- EXERCISE GOAL
Only lines with the string "финансовое" matter here; gather them from the material below.

· · · · · · ·

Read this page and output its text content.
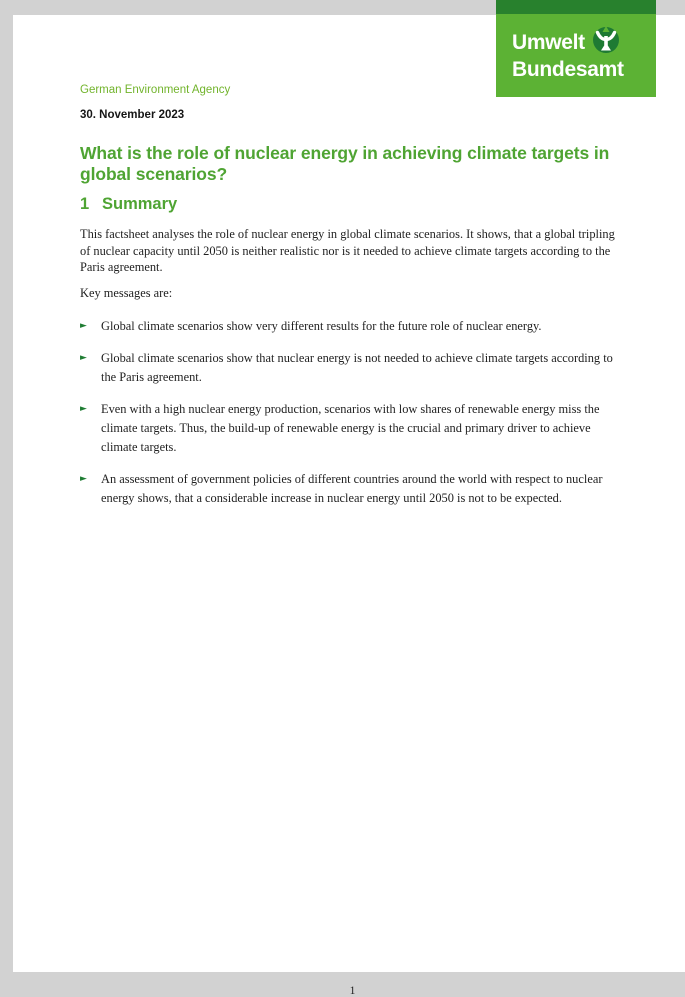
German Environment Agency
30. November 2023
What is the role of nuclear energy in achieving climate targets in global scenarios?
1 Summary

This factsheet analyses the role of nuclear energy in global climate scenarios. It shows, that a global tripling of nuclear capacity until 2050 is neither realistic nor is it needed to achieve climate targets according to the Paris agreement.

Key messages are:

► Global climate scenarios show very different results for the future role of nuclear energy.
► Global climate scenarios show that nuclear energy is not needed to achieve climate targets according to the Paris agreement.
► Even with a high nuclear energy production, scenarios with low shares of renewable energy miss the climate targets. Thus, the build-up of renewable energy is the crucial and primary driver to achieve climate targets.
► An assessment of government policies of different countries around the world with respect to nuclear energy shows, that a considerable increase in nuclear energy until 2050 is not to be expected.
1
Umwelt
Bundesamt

· · · · · · ·

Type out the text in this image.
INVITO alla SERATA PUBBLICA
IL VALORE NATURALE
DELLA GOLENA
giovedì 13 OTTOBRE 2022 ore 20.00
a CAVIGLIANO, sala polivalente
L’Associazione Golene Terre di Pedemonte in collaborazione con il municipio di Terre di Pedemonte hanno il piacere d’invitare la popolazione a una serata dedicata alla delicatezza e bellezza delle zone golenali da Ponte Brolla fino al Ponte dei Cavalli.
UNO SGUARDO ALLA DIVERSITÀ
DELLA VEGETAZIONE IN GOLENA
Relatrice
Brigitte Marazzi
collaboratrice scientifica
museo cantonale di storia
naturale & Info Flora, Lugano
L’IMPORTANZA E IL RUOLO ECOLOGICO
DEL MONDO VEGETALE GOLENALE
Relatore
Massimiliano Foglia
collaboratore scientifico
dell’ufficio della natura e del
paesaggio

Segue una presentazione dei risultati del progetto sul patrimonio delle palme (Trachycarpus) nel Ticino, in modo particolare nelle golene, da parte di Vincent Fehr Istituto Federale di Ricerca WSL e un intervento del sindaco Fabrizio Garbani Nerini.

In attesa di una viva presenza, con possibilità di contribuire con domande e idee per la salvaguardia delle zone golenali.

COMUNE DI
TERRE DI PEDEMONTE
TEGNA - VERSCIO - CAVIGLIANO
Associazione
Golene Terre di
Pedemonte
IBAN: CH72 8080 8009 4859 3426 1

· · · · · · ·

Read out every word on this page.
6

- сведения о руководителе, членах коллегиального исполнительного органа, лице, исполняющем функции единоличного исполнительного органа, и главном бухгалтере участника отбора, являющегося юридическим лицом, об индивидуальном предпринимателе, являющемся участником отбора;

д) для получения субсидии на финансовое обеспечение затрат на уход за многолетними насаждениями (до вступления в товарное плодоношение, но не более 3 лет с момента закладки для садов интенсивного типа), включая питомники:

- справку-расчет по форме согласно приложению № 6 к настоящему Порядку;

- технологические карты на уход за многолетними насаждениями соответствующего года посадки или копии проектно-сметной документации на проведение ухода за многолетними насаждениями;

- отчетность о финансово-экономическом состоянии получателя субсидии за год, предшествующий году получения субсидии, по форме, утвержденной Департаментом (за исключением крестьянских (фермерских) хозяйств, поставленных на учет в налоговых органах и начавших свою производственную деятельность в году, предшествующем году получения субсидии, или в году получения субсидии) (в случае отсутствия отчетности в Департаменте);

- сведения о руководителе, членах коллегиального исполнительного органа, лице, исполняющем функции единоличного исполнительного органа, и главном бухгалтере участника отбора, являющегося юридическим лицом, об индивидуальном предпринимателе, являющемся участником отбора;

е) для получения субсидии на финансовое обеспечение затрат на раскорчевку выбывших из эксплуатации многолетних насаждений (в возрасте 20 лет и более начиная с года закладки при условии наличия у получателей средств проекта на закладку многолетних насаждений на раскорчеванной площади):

· · · · · · ·

- WRITTEN RESPONSE
д) для получения субсидии на финансовое обеспечение затрат на уход за многолетними насаждениями (до вступления в товарное плодоношение, но не более 3 лет с момента закладки для садов интенсивного типа), включая питомники:
е) для получения субсидии на финансовое обеспечение затрат на раскорчевку выбывших из эксплуатации многолетних насаждений (в возрасте 20 лет и более начиная с года закладки при условии наличия у получателей средств проекта на закладку многолетних насаждений на раскорчеванной площади):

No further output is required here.